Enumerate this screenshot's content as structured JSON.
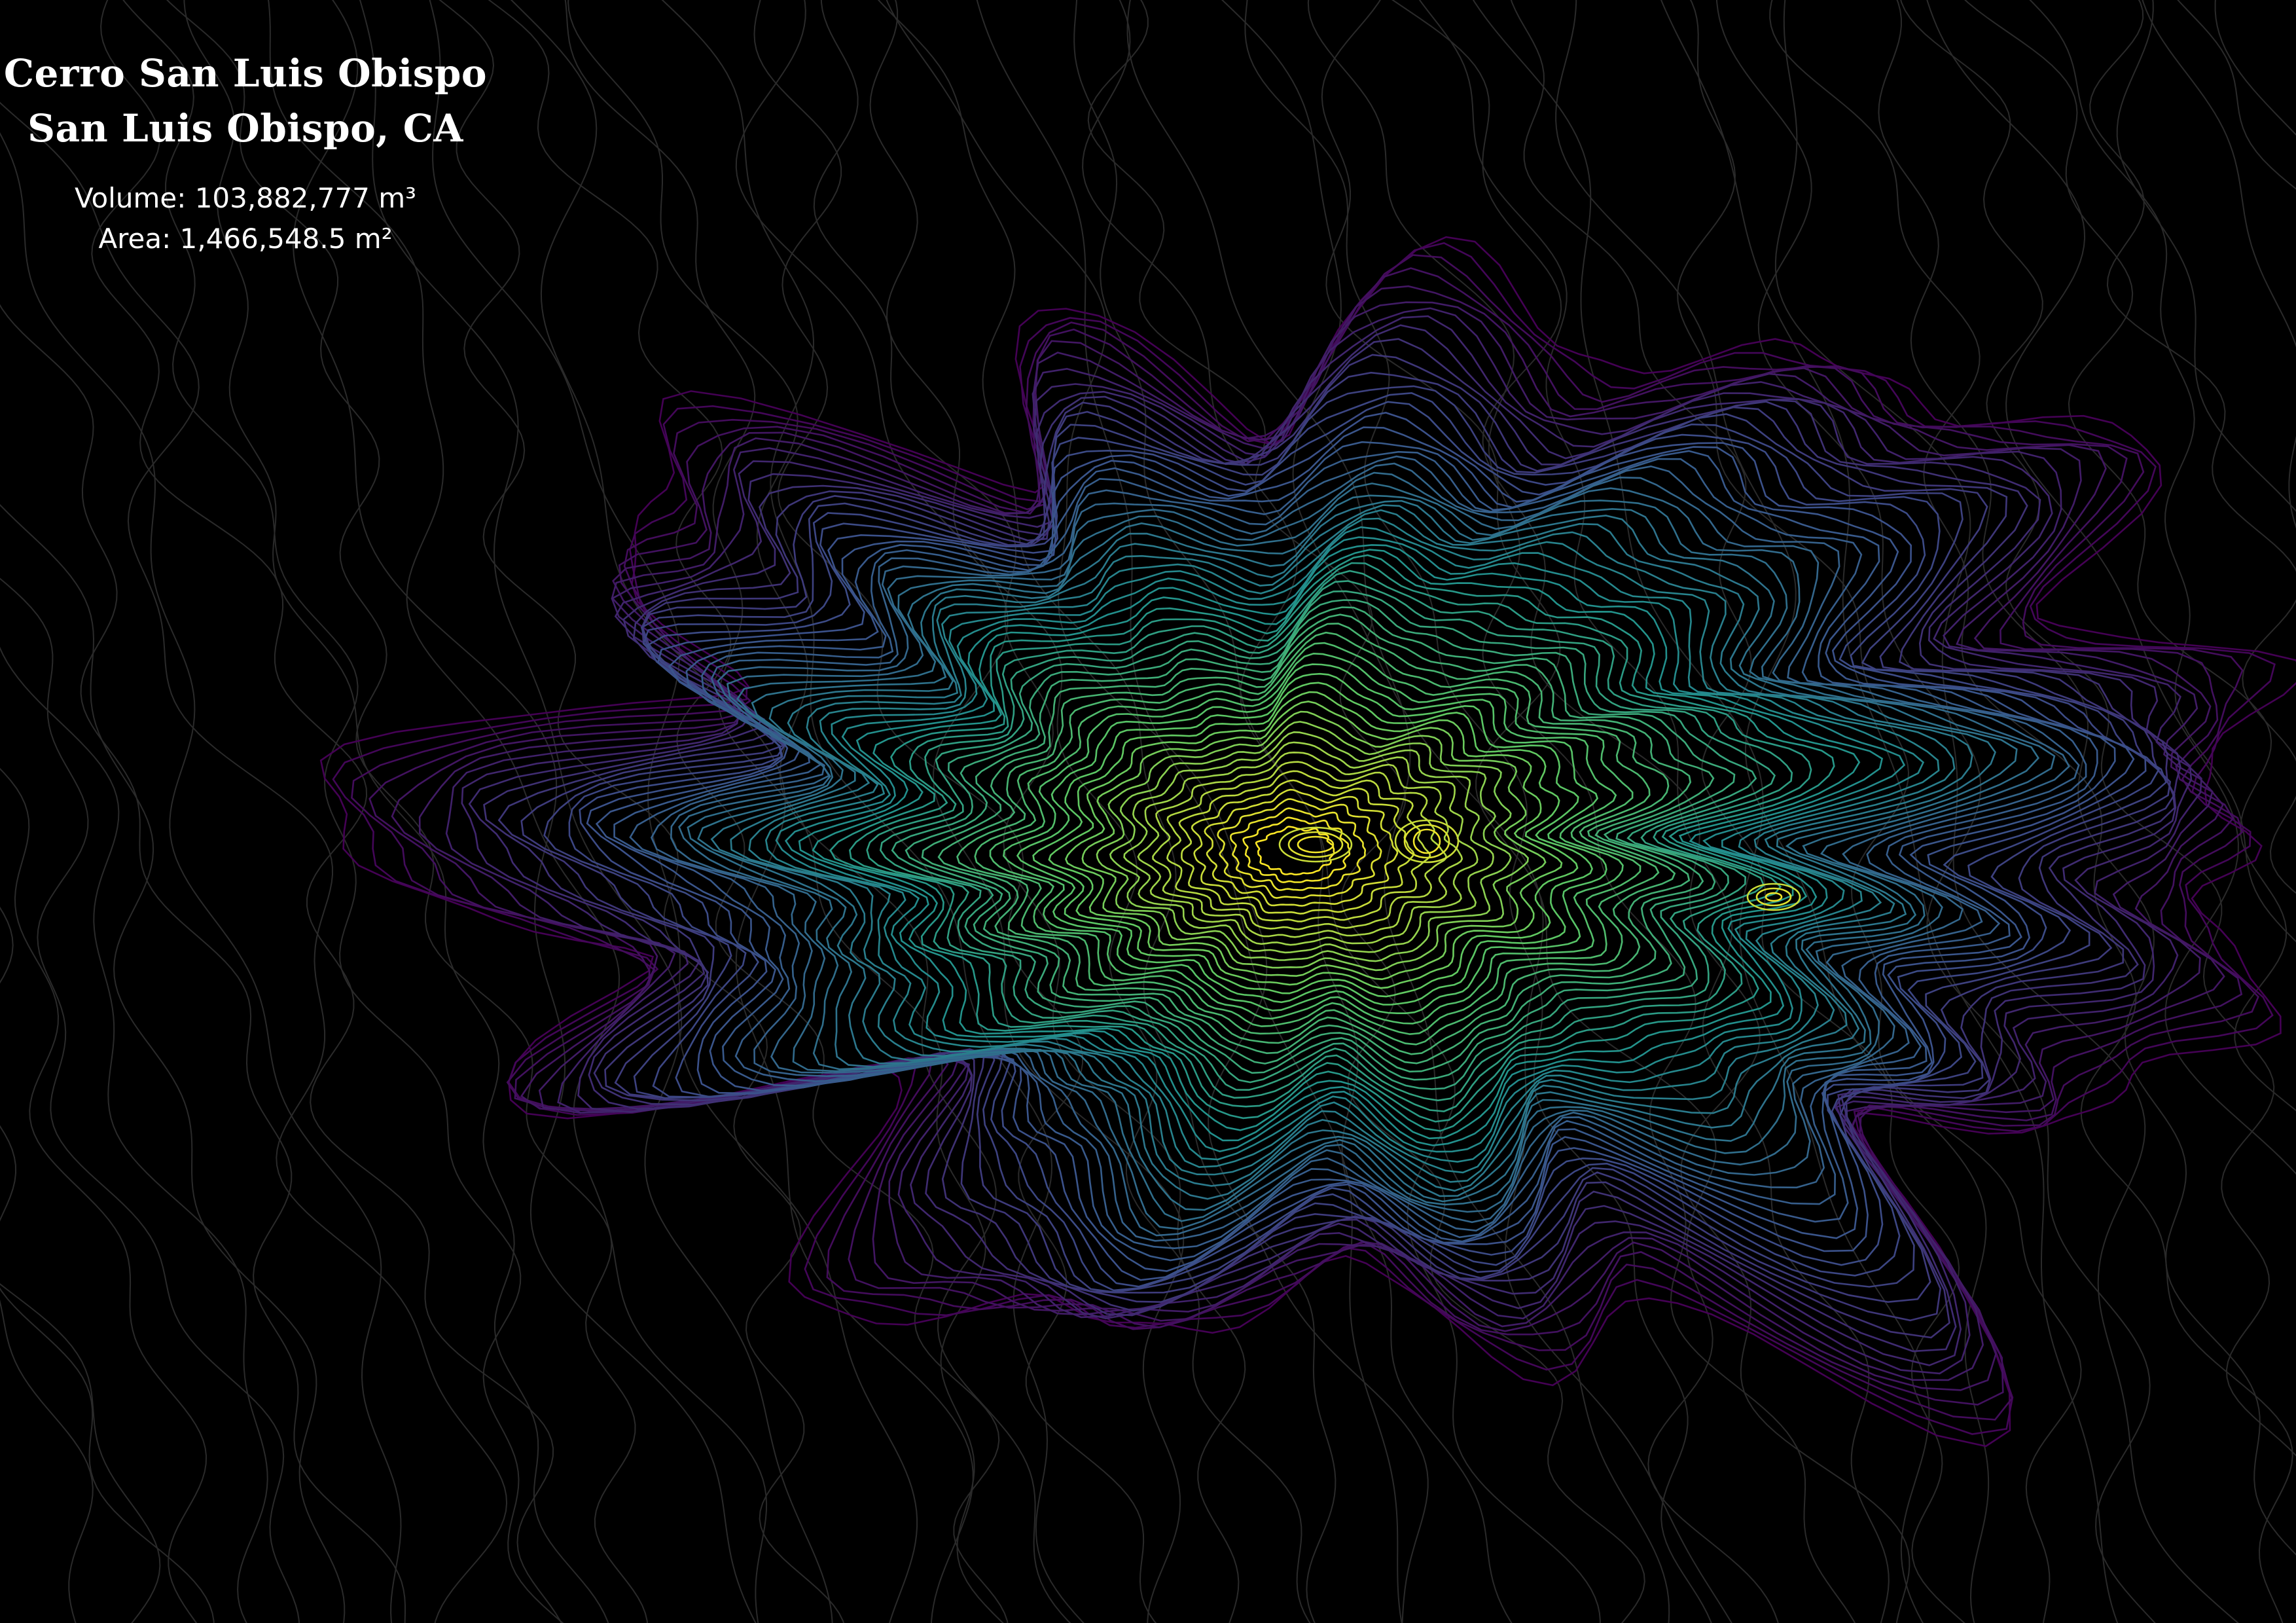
{
  "map": {
    "title_line_1": "Cerro San Luis Obispo",
    "title_line_2": "San Luis Obispo, CA",
    "volume_label": "Volume:",
    "volume_value": "103,882,777 m³",
    "area_label": "Area:",
    "area_value": "1,466,548.5 m²",
    "color_scale": [
      "#440154",
      "#3b528b",
      "#21918c",
      "#5ec962",
      "#fde725"
    ],
    "background_contour_color": "#2a2a2a",
    "background_color": "#000000"
  }
}
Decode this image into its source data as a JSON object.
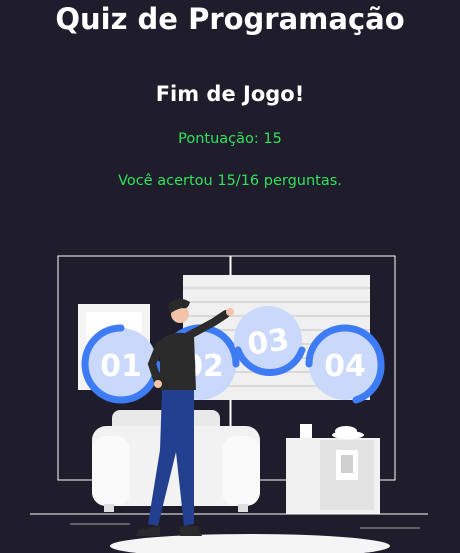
{
  "quiz": {
    "title": "Quiz de Programação",
    "game_over": "Fim de Jogo!",
    "score_text": "Pontuação: 15",
    "result_text": "Você acertou 15/16 perguntas."
  },
  "illustration": {
    "steps": [
      "01",
      "02",
      "03",
      "04"
    ]
  },
  "colors": {
    "background": "#1f1c2c",
    "accent_green": "#2ee35a",
    "step_blue": "#3d7cf4",
    "step_fill": "#c9d8fb"
  }
}
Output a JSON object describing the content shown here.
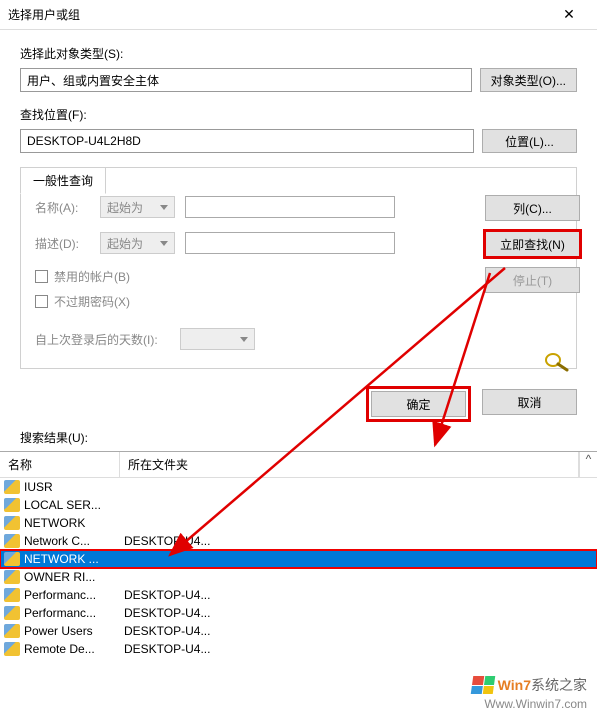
━━━━━━
### Description of the task
Except for the pictures, copy the material above exactly.

### Full answer
Enumerate this screenshot's content as structured JSON.
{
  "map": {
    "title_line_1": "Cerro San Luis Obispo",
    "title_line_2": "San Luis Obispo, CA",
    "volume_label": "Volume:",
    "volume_value": "103,882,777 m³",
    "area_label": "Area:",
    "area_value": "1,466,548.5 m²",
    "color_scale": [
      "#440154",
      "#3b528b",
      "#21918c",
      "#5ec962",
      "#fde725"
    ],
    "background_contour_color": "#2a2a2a",
    "background_color": "#000000"
  }
}
Decode this image into its source data as a JSON object.
{
  "quiz": {
    "title": "Quiz de Programação",
    "game_over": "Fim de Jogo!",
    "score_text": "Pontuação: 15",
    "result_text": "Você acertou 15/16 perguntas."
  },
  "illustration": {
    "steps": [
      "01",
      "02",
      "03",
      "04"
    ]
  },
  "colors": {
    "background": "#1f1c2c",
    "accent_green": "#2ee35a",
    "step_blue": "#3d7cf4",
    "step_fill": "#c9d8fb"
  }
}
Output a JSON object describing the content shown here.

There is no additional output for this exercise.